Copy every line of the records below that holds the word "suffix".

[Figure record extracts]

________________________

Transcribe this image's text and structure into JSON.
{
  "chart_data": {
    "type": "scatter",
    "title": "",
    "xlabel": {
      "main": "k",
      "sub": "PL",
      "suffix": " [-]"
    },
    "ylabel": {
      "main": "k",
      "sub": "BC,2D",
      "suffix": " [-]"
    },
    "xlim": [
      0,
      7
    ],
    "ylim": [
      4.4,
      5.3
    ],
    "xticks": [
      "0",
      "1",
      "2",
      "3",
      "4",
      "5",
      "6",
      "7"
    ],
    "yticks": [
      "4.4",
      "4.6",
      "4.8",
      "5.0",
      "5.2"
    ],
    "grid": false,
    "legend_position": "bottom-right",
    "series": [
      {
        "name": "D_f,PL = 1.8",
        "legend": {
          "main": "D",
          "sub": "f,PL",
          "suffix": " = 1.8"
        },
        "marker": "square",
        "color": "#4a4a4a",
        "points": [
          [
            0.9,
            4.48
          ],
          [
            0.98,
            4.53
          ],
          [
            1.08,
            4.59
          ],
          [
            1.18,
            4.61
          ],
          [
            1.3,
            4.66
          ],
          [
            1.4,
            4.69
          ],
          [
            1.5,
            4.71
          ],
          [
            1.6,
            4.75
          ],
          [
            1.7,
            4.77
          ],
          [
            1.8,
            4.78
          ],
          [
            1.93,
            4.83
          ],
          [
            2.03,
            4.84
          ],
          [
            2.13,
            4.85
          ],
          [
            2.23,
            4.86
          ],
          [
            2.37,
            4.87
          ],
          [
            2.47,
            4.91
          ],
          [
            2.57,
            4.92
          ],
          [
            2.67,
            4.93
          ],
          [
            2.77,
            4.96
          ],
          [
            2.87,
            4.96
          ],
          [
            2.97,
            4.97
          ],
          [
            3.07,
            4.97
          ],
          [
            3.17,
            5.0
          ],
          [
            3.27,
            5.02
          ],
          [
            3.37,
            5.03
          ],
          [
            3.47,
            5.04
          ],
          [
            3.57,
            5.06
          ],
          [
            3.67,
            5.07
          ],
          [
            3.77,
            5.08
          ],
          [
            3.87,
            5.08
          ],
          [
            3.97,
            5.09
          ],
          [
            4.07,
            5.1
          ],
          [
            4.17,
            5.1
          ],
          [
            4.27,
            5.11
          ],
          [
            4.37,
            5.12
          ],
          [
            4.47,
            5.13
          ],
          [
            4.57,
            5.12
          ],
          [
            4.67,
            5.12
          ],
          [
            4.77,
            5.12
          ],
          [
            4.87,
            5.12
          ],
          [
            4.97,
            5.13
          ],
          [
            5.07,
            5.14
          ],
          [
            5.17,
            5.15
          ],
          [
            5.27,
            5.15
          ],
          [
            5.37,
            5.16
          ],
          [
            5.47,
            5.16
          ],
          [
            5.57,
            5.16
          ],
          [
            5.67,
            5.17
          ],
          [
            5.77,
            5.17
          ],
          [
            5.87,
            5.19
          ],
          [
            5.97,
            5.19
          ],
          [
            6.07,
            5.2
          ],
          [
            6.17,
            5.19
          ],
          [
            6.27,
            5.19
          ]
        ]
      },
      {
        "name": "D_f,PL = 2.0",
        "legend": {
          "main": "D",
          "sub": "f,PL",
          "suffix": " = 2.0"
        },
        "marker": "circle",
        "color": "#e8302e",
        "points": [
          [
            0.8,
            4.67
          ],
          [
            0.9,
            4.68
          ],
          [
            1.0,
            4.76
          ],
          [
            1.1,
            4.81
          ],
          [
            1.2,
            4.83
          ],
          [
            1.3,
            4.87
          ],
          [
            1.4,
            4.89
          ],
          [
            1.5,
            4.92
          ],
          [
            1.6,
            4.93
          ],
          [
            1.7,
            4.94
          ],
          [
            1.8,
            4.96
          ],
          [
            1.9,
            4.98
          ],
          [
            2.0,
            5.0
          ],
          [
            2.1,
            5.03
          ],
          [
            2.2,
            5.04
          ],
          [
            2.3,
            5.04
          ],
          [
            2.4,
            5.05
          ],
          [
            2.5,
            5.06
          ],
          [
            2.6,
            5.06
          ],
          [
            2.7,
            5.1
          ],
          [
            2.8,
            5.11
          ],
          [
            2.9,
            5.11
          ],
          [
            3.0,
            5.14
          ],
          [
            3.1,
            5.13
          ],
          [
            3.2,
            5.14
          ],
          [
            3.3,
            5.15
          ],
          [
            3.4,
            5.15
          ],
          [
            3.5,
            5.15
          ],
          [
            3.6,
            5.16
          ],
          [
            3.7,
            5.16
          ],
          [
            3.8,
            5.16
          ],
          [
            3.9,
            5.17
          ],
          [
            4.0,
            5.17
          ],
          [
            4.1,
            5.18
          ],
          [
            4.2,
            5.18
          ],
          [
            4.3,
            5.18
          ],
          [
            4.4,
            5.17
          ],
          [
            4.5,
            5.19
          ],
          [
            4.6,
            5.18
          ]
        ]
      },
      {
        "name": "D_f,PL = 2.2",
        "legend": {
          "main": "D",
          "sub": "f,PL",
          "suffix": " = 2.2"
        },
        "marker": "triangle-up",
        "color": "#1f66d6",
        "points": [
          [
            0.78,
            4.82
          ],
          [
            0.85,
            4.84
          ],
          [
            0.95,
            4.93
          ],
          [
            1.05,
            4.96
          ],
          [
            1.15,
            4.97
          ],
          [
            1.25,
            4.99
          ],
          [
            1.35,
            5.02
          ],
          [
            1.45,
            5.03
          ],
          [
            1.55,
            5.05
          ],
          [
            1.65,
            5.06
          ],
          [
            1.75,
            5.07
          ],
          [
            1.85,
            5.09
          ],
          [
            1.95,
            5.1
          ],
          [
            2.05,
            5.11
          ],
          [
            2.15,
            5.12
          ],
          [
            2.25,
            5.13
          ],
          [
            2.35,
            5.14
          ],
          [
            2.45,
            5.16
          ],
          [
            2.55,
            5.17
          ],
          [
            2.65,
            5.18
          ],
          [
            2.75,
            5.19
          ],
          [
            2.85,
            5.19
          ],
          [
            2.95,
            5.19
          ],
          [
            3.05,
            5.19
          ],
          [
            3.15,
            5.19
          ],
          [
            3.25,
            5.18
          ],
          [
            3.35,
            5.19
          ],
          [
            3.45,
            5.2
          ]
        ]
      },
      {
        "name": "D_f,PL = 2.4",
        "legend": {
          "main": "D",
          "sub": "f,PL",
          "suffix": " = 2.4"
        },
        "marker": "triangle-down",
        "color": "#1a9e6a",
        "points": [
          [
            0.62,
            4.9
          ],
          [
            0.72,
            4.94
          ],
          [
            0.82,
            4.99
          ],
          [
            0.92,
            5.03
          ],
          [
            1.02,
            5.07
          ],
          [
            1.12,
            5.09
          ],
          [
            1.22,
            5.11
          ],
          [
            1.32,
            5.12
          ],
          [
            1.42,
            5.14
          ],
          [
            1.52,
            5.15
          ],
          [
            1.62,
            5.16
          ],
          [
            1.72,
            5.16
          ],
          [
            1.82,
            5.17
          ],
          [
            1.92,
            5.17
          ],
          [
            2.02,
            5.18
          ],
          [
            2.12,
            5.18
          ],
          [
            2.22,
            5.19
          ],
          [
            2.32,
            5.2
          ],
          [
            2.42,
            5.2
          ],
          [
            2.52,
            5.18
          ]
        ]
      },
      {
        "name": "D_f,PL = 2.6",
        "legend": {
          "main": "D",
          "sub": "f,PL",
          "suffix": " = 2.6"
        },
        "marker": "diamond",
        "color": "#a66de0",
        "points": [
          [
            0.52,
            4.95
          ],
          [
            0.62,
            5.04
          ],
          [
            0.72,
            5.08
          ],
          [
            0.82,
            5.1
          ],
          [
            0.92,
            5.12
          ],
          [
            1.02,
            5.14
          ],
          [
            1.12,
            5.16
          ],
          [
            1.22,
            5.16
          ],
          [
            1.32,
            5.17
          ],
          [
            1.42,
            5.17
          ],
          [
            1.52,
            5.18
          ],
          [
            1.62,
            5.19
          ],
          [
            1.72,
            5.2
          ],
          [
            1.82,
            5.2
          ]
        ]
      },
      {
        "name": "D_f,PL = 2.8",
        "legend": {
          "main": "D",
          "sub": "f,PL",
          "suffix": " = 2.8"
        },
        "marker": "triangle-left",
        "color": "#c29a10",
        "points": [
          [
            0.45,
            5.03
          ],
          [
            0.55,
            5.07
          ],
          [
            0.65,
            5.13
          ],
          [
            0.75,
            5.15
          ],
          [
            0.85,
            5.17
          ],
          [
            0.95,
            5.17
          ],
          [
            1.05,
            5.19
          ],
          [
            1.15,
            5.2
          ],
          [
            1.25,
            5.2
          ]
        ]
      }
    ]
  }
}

________________________

__Task result__:
      "suffix": " [-]"
      "suffix": " [-]"
          "suffix": " = 1.8"
          "suffix": " = 2.0"
          "suffix": " = 2.2"
          "suffix": " = 2.4"
          "suffix": " = 2.6"
          "suffix": " = 2.8"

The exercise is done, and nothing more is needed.